● **To do**
Where a line of the material contains the string "content", copy that line.

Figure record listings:
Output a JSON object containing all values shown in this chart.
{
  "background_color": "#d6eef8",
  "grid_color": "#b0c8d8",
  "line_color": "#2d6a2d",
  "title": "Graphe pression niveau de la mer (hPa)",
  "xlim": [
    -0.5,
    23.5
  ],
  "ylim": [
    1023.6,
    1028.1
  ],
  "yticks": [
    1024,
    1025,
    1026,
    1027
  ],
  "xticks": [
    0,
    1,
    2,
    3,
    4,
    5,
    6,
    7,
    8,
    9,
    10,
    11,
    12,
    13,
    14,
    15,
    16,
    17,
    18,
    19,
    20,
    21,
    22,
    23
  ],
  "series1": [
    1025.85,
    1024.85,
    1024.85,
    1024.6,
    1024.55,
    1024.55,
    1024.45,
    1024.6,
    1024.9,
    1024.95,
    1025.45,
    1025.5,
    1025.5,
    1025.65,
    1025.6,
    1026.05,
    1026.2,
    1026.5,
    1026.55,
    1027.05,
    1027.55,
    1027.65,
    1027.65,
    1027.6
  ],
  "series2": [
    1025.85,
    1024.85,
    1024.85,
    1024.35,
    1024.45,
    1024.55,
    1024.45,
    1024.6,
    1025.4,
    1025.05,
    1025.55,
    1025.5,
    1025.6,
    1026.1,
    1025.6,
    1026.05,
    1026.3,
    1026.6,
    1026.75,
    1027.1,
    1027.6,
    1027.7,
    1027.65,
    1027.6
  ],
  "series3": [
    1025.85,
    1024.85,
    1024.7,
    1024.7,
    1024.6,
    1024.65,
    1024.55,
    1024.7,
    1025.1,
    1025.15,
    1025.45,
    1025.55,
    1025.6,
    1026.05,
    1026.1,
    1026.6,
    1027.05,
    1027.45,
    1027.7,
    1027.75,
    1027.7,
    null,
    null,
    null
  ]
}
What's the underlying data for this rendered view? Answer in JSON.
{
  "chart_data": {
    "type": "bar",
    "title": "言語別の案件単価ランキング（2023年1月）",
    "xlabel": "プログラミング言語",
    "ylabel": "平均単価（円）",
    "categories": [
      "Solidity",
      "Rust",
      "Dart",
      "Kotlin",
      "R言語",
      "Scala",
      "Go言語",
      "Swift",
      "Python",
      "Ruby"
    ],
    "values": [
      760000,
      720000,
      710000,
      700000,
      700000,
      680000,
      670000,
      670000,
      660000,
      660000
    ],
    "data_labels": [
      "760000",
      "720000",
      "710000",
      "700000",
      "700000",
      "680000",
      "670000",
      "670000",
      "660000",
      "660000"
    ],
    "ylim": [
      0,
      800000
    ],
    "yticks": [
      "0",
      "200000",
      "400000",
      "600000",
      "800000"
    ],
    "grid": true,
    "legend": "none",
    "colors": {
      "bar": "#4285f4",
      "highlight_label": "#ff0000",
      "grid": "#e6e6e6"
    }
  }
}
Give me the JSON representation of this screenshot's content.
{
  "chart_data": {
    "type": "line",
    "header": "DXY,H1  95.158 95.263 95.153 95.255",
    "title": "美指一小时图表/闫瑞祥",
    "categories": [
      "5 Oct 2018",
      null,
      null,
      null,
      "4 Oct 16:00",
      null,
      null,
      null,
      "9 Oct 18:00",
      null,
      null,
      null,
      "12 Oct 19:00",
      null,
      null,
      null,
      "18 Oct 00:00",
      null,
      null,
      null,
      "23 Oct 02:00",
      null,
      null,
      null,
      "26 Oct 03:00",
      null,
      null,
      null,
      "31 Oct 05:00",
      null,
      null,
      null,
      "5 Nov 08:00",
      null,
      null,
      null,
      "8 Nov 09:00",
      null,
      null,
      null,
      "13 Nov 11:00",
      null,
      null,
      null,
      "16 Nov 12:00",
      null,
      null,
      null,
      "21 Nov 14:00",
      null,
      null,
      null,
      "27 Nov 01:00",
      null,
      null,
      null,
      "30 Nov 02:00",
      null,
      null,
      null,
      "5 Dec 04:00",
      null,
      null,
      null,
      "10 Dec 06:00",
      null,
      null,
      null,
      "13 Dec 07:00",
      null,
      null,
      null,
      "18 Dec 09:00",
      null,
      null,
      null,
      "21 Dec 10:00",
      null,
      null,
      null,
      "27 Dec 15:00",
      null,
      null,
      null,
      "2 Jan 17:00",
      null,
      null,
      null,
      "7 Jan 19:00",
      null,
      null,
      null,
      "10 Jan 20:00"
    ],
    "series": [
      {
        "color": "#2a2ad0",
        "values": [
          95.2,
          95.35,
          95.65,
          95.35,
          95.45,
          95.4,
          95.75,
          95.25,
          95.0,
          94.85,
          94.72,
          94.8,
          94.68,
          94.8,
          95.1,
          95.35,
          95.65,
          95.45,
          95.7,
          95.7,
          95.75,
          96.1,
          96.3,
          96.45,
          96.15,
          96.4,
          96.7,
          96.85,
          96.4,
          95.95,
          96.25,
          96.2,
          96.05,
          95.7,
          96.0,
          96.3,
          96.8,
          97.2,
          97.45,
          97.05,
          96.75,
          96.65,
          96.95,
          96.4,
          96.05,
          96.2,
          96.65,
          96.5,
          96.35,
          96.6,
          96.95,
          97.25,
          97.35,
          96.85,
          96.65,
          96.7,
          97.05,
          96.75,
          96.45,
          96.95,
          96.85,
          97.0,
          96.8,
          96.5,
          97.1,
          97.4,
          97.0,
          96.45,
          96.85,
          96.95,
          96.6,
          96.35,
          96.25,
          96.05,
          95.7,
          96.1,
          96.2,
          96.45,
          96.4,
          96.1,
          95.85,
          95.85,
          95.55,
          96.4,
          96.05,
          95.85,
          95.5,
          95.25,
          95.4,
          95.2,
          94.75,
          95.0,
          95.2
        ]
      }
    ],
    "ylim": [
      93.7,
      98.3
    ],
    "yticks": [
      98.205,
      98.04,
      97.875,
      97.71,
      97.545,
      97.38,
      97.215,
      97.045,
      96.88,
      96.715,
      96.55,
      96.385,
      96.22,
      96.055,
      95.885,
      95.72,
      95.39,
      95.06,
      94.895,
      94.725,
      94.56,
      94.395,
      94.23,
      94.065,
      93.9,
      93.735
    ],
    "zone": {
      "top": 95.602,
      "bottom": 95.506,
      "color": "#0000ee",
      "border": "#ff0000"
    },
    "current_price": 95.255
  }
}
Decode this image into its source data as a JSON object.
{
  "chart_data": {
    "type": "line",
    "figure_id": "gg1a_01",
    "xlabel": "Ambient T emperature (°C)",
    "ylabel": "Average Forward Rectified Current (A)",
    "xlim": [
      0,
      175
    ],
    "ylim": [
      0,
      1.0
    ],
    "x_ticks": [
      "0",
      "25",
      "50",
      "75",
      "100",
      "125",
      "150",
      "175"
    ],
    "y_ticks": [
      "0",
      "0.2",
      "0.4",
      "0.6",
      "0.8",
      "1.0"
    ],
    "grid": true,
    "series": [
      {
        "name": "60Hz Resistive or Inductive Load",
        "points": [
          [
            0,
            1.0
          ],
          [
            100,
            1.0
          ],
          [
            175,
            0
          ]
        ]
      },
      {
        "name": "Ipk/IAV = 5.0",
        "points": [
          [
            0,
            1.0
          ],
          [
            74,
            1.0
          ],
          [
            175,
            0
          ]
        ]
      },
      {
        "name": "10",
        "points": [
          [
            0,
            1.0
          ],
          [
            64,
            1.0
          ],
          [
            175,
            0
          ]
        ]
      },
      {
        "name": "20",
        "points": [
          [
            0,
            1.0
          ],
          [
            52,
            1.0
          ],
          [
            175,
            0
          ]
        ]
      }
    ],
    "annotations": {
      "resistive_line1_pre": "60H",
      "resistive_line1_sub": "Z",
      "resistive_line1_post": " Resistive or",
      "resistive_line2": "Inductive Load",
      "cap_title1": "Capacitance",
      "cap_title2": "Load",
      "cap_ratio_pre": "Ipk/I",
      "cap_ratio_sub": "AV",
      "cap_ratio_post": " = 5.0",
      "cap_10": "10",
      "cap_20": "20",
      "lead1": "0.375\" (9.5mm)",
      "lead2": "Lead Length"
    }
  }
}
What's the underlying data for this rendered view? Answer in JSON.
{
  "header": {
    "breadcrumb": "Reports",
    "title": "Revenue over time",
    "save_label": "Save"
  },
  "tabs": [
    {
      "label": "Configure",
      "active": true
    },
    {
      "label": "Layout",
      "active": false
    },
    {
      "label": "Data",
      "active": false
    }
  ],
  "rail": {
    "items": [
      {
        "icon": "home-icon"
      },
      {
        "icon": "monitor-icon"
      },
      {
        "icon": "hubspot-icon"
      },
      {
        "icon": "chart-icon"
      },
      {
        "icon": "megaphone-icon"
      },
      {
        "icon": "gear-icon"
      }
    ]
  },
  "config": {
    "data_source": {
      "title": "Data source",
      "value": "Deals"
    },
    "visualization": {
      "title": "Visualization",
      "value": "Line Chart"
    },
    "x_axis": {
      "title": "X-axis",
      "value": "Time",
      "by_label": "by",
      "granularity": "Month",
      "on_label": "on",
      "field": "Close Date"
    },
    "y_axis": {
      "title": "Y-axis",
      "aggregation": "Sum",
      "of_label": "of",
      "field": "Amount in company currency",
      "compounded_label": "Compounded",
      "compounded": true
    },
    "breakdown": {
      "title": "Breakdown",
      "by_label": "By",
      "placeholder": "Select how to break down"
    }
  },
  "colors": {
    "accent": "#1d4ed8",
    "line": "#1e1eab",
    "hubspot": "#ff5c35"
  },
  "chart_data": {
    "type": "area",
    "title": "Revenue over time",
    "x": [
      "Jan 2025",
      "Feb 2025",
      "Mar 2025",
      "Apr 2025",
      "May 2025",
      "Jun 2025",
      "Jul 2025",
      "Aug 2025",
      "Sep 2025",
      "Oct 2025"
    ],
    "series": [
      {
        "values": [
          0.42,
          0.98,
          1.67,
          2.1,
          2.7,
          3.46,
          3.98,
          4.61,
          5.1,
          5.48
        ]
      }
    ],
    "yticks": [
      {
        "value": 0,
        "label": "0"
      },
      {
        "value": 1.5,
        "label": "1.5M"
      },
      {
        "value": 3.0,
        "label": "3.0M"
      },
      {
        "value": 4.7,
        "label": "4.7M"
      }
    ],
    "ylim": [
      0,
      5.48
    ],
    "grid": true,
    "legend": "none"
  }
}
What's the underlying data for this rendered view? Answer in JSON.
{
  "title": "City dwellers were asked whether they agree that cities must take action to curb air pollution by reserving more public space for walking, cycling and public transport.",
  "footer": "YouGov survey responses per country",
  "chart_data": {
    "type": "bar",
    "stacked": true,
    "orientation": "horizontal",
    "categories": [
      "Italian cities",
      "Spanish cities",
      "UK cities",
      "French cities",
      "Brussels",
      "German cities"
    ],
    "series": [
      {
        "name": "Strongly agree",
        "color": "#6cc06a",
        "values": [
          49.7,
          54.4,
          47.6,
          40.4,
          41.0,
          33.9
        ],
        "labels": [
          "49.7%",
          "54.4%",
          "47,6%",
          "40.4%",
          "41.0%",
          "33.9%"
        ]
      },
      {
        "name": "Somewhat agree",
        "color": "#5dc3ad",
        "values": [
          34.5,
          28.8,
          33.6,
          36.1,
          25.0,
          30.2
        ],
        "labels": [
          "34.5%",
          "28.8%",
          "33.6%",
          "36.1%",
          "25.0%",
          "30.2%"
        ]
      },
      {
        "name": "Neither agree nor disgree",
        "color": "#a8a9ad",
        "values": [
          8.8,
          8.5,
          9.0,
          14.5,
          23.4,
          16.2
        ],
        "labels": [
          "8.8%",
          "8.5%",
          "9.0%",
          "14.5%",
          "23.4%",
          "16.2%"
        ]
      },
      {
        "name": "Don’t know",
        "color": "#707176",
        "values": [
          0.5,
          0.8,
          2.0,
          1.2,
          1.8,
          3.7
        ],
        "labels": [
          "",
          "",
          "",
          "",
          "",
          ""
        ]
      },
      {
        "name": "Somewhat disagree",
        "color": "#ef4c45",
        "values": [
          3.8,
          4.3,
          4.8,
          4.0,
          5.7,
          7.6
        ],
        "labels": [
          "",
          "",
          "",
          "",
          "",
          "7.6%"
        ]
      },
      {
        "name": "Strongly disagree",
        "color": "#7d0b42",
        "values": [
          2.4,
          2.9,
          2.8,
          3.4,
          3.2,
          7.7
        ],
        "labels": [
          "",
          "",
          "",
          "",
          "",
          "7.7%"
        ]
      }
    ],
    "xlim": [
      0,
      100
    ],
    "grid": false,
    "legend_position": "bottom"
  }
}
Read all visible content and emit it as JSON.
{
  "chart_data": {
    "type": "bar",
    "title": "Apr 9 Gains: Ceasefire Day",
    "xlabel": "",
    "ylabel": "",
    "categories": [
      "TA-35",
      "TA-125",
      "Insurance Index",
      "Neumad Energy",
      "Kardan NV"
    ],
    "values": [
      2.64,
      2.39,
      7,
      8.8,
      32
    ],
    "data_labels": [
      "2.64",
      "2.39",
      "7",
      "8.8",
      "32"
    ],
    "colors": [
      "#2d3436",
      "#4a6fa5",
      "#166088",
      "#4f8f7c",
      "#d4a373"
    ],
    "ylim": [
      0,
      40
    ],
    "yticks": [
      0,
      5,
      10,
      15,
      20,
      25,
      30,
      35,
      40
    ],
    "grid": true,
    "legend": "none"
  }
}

● **Answer in full**
Give me the JSON representation of this screenshot's content.
Read all visible content and emit it as JSON.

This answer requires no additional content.